* What you should do: Leaving out the pictures, retype all the material exactly.

Figure record listings:
** Start **
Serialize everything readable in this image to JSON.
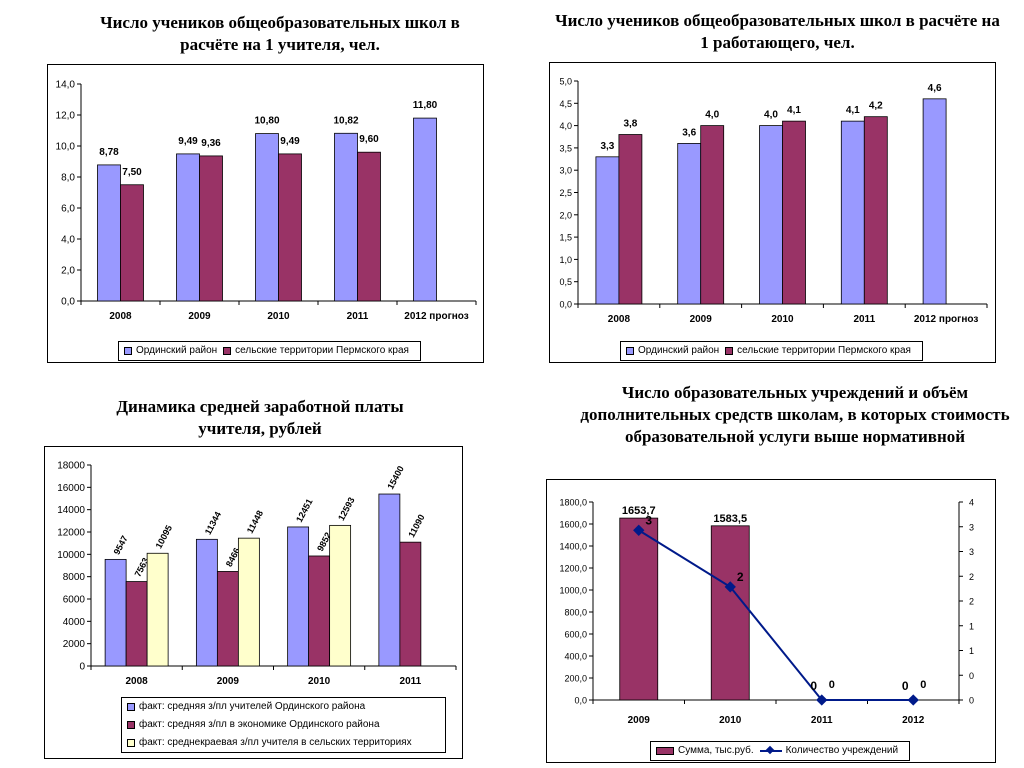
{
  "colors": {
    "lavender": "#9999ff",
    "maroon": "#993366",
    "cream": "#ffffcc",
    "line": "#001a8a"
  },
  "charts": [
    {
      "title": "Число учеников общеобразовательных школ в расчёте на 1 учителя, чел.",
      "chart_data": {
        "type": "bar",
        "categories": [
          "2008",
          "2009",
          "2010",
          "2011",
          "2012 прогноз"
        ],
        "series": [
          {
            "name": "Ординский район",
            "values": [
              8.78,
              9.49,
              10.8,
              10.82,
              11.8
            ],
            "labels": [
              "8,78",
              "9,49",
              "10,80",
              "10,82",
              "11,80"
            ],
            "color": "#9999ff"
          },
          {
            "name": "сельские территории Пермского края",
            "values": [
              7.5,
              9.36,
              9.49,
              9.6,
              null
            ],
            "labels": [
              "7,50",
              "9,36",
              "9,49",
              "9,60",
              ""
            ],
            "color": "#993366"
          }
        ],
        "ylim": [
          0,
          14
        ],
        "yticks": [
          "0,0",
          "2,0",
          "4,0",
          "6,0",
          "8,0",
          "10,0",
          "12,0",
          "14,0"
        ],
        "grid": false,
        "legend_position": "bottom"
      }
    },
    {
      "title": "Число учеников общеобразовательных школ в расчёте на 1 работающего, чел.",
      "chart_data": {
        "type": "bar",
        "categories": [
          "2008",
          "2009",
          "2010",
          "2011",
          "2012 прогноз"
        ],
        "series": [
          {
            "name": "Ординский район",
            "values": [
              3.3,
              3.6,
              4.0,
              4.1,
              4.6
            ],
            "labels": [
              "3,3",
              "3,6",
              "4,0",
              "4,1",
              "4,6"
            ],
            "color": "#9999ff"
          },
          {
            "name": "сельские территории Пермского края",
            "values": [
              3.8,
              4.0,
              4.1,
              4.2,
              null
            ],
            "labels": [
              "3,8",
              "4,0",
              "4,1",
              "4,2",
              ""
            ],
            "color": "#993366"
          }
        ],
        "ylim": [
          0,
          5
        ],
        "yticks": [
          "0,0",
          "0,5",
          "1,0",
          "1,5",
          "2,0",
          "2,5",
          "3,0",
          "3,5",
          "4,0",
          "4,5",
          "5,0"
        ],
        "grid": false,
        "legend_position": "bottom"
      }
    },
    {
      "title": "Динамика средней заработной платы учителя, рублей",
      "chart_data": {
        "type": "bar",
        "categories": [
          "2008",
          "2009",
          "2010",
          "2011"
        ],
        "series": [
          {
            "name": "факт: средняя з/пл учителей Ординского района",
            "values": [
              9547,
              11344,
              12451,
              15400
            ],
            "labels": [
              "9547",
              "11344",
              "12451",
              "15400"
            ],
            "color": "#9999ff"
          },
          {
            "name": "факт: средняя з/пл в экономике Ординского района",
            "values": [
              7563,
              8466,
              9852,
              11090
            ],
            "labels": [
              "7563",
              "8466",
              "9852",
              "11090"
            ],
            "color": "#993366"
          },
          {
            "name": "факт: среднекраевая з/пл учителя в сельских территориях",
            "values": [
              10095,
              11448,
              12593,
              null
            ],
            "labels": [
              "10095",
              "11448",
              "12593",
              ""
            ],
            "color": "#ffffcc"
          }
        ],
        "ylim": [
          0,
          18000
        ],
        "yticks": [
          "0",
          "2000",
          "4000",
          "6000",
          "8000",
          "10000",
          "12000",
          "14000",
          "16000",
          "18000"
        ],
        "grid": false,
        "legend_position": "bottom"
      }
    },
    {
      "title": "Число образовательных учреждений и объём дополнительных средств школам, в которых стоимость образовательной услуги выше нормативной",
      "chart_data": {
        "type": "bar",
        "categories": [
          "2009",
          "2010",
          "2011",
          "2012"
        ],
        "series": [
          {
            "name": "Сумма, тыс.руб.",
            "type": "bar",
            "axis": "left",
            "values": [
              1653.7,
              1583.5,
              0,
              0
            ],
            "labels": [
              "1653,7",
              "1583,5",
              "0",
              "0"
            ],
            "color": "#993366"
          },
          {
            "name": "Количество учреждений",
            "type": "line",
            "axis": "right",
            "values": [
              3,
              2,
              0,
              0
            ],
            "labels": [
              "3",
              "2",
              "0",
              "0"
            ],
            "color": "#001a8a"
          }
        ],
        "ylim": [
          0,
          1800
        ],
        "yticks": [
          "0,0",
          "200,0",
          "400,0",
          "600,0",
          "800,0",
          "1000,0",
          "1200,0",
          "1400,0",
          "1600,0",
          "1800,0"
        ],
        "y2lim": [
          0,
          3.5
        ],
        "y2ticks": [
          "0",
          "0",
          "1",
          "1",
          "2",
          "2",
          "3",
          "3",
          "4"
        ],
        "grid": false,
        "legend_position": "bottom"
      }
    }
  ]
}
** End **
* Solution for this problem:
Serialize everything readable in this image to JSON.
{
  "colors": {
    "lavender": "#9999ff",
    "maroon": "#993366",
    "cream": "#ffffcc",
    "line": "#001a8a"
  },
  "charts": [
    {
      "title": "Число учеников общеобразовательных школ в расчёте на 1 учителя, чел.",
      "chart_data": {
        "type": "bar",
        "categories": [
          "2008",
          "2009",
          "2010",
          "2011",
          "2012 прогноз"
        ],
        "series": [
          {
            "name": "Ординский район",
            "values": [
              8.78,
              9.49,
              10.8,
              10.82,
              11.8
            ],
            "labels": [
              "8,78",
              "9,49",
              "10,80",
              "10,82",
              "11,80"
            ],
            "color": "#9999ff"
          },
          {
            "name": "сельские территории Пермского края",
            "values": [
              7.5,
              9.36,
              9.49,
              9.6,
              null
            ],
            "labels": [
              "7,50",
              "9,36",
              "9,49",
              "9,60",
              ""
            ],
            "color": "#993366"
          }
        ],
        "ylim": [
          0,
          14
        ],
        "yticks": [
          "0,0",
          "2,0",
          "4,0",
          "6,0",
          "8,0",
          "10,0",
          "12,0",
          "14,0"
        ],
        "grid": false,
        "legend_position": "bottom"
      }
    },
    {
      "title": "Число учеников общеобразовательных школ в расчёте на 1 работающего, чел.",
      "chart_data": {
        "type": "bar",
        "categories": [
          "2008",
          "2009",
          "2010",
          "2011",
          "2012 прогноз"
        ],
        "series": [
          {
            "name": "Ординский район",
            "values": [
              3.3,
              3.6,
              4.0,
              4.1,
              4.6
            ],
            "labels": [
              "3,3",
              "3,6",
              "4,0",
              "4,1",
              "4,6"
            ],
            "color": "#9999ff"
          },
          {
            "name": "сельские территории Пермского края",
            "values": [
              3.8,
              4.0,
              4.1,
              4.2,
              null
            ],
            "labels": [
              "3,8",
              "4,0",
              "4,1",
              "4,2",
              ""
            ],
            "color": "#993366"
          }
        ],
        "ylim": [
          0,
          5
        ],
        "yticks": [
          "0,0",
          "0,5",
          "1,0",
          "1,5",
          "2,0",
          "2,5",
          "3,0",
          "3,5",
          "4,0",
          "4,5",
          "5,0"
        ],
        "grid": false,
        "legend_position": "bottom"
      }
    },
    {
      "title": "Динамика средней заработной платы учителя, рублей",
      "chart_data": {
        "type": "bar",
        "categories": [
          "2008",
          "2009",
          "2010",
          "2011"
        ],
        "series": [
          {
            "name": "факт: средняя з/пл учителей Ординского района",
            "values": [
              9547,
              11344,
              12451,
              15400
            ],
            "labels": [
              "9547",
              "11344",
              "12451",
              "15400"
            ],
            "color": "#9999ff"
          },
          {
            "name": "факт: средняя з/пл в экономике Ординского района",
            "values": [
              7563,
              8466,
              9852,
              11090
            ],
            "labels": [
              "7563",
              "8466",
              "9852",
              "11090"
            ],
            "color": "#993366"
          },
          {
            "name": "факт: среднекраевая з/пл учителя в сельских территориях",
            "values": [
              10095,
              11448,
              12593,
              null
            ],
            "labels": [
              "10095",
              "11448",
              "12593",
              ""
            ],
            "color": "#ffffcc"
          }
        ],
        "ylim": [
          0,
          18000
        ],
        "yticks": [
          "0",
          "2000",
          "4000",
          "6000",
          "8000",
          "10000",
          "12000",
          "14000",
          "16000",
          "18000"
        ],
        "grid": false,
        "legend_position": "bottom"
      }
    },
    {
      "title": "Число образовательных учреждений и объём дополнительных средств школам, в которых стоимость образовательной услуги выше нормативной",
      "chart_data": {
        "type": "bar",
        "categories": [
          "2009",
          "2010",
          "2011",
          "2012"
        ],
        "series": [
          {
            "name": "Сумма, тыс.руб.",
            "type": "bar",
            "axis": "left",
            "values": [
              1653.7,
              1583.5,
              0,
              0
            ],
            "labels": [
              "1653,7",
              "1583,5",
              "0",
              "0"
            ],
            "color": "#993366"
          },
          {
            "name": "Количество учреждений",
            "type": "line",
            "axis": "right",
            "values": [
              3,
              2,
              0,
              0
            ],
            "labels": [
              "3",
              "2",
              "0",
              "0"
            ],
            "color": "#001a8a"
          }
        ],
        "ylim": [
          0,
          1800
        ],
        "yticks": [
          "0,0",
          "200,0",
          "400,0",
          "600,0",
          "800,0",
          "1000,0",
          "1200,0",
          "1400,0",
          "1600,0",
          "1800,0"
        ],
        "y2lim": [
          0,
          3.5
        ],
        "y2ticks": [
          "0",
          "0",
          "1",
          "1",
          "2",
          "2",
          "3",
          "3",
          "4"
        ],
        "grid": false,
        "legend_position": "bottom"
      }
    }
  ]
}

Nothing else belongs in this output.